§ **What is needed**: Reproduce verbatim every line from the one that includes "Read all visible content and emit it as JSON." to the closing line of the entries; omit everything before it.

§ **Available data**:
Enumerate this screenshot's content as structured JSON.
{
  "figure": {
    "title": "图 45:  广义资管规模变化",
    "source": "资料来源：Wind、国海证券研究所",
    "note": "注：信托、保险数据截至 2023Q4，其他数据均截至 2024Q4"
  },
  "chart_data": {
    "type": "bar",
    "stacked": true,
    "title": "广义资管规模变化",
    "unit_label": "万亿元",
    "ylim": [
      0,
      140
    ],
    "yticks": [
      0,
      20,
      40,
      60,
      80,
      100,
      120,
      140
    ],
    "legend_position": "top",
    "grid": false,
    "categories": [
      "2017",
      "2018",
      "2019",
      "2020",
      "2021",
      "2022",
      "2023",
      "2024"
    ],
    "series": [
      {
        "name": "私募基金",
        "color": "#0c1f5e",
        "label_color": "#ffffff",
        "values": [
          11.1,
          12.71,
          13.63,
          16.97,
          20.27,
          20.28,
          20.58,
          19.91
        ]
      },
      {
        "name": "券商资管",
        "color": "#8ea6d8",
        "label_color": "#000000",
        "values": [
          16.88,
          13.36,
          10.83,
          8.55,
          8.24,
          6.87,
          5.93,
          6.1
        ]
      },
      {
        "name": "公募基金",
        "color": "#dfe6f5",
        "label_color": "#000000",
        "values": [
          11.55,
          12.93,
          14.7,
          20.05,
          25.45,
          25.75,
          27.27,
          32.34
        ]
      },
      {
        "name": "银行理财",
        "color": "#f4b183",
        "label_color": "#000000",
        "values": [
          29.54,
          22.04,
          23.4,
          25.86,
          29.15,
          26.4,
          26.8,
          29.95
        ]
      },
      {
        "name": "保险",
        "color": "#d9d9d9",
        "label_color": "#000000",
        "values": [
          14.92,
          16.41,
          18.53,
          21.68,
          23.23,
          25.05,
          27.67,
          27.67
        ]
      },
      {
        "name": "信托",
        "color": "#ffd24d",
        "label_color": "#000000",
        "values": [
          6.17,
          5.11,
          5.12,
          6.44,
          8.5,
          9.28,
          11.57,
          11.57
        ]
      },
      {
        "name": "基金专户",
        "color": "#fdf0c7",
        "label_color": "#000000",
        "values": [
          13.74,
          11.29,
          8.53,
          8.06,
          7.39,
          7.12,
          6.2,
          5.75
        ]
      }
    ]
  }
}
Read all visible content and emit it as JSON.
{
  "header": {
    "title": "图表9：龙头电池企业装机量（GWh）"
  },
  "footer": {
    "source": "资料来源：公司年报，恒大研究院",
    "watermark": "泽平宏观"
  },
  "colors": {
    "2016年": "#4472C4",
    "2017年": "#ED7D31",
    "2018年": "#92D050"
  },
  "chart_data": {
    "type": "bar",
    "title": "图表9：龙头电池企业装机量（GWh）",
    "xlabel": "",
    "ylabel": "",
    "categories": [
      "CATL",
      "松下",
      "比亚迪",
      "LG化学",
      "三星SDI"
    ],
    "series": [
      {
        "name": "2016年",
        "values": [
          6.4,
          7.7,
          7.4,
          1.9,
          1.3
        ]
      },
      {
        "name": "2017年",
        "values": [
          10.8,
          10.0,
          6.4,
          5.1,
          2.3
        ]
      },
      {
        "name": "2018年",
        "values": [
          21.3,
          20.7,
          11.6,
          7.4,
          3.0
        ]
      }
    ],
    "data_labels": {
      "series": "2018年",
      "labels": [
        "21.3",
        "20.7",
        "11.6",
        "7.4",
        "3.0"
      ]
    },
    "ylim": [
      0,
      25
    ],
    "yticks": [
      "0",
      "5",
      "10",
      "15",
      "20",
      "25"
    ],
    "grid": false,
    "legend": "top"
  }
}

§ **Response to the task**:
Read all visible content and emit it as JSON.
{
  "header": {
    "title": "图表9：龙头电池企业装机量（GWh）"
  },
  "footer": {
    "source": "资料来源：公司年报，恒大研究院",
    "watermark": "泽平宏观"
  },
  "colors": {
    "2016年": "#4472C4",
    "2017年": "#ED7D31",
    "2018年": "#92D050"
  },
  "chart_data": {
    "type": "bar",
    "title": "图表9：龙头电池企业装机量（GWh）",
    "xlabel": "",
    "ylabel": "",
    "categories": [
      "CATL",
      "松下",
      "比亚迪",
      "LG化学",
      "三星SDI"
    ],
    "series": [
      {
        "name": "2016年",
        "values": [
          6.4,
          7.7,
          7.4,
          1.9,
          1.3
        ]
      },
      {
        "name": "2017年",
        "values": [
          10.8,
          10.0,
          6.4,
          5.1,
          2.3
        ]
      },
      {
        "name": "2018年",
        "values": [
          21.3,
          20.7,
          11.6,
          7.4,
          3.0
        ]
      }
    ],
    "data_labels": {
      "series": "2018年",
      "labels": [
        "21.3",
        "20.7",
        "11.6",
        "7.4",
        "3.0"
      ]
    },
    "ylim": [
      0,
      25
    ],
    "yticks": [
      "0",
      "5",
      "10",
      "15",
      "20",
      "25"
    ],
    "grid": false,
    "legend": "top"
  }
}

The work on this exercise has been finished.